**DIRECTION:** Extract the complete data exactly as given.
⁂
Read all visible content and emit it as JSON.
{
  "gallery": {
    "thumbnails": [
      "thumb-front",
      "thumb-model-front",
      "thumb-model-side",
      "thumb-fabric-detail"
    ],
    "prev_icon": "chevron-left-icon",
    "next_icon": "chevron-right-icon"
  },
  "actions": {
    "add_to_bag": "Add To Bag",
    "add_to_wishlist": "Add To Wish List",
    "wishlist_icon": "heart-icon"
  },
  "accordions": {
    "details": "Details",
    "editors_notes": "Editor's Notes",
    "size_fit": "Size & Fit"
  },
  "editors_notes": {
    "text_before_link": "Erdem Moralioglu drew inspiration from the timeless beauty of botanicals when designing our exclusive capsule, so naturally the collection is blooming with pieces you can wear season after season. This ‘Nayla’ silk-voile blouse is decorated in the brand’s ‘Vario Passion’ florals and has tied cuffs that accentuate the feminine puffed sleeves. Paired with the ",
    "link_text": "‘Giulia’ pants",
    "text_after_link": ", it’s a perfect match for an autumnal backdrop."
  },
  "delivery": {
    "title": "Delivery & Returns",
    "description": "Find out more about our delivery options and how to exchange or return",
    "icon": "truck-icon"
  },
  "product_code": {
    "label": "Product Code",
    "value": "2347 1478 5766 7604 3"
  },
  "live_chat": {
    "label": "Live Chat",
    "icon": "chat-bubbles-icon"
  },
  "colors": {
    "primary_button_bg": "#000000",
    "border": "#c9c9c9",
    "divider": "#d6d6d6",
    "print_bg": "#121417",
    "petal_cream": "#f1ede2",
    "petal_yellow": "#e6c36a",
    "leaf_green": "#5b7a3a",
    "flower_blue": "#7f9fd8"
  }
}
⁂
**TASK ANSWER:**
Read all visible content and emit it as JSON.
{
  "gallery": {
    "thumbnails": [
      "thumb-front",
      "thumb-model-front",
      "thumb-model-side",
      "thumb-fabric-detail"
    ],
    "prev_icon": "chevron-left-icon",
    "next_icon": "chevron-right-icon"
  },
  "actions": {
    "add_to_bag": "Add To Bag",
    "add_to_wishlist": "Add To Wish List",
    "wishlist_icon": "heart-icon"
  },
  "accordions": {
    "details": "Details",
    "editors_notes": "Editor's Notes",
    "size_fit": "Size & Fit"
  },
  "editors_notes": {
    "text_before_link": "Erdem Moralioglu drew inspiration from the timeless beauty of botanicals when designing our exclusive capsule, so naturally the collection is blooming with pieces you can wear season after season. This ‘Nayla’ silk-voile blouse is decorated in the brand’s ‘Vario Passion’ florals and has tied cuffs that accentuate the feminine puffed sleeves. Paired with the ",
    "link_text": "‘Giulia’ pants",
    "text_after_link": ", it’s a perfect match for an autumnal backdrop."
  },
  "delivery": {
    "title": "Delivery & Returns",
    "description": "Find out more about our delivery options and how to exchange or return",
    "icon": "truck-icon"
  },
  "product_code": {
    "label": "Product Code",
    "value": "2347 1478 5766 7604 3"
  },
  "live_chat": {
    "label": "Live Chat",
    "icon": "chat-bubbles-icon"
  },
  "colors": {
    "primary_button_bg": "#000000",
    "border": "#c9c9c9",
    "divider": "#d6d6d6",
    "print_bg": "#121417",
    "petal_cream": "#f1ede2",
    "petal_yellow": "#e6c36a",
    "leaf_green": "#5b7a3a",
    "flower_blue": "#7f9fd8"
  }
}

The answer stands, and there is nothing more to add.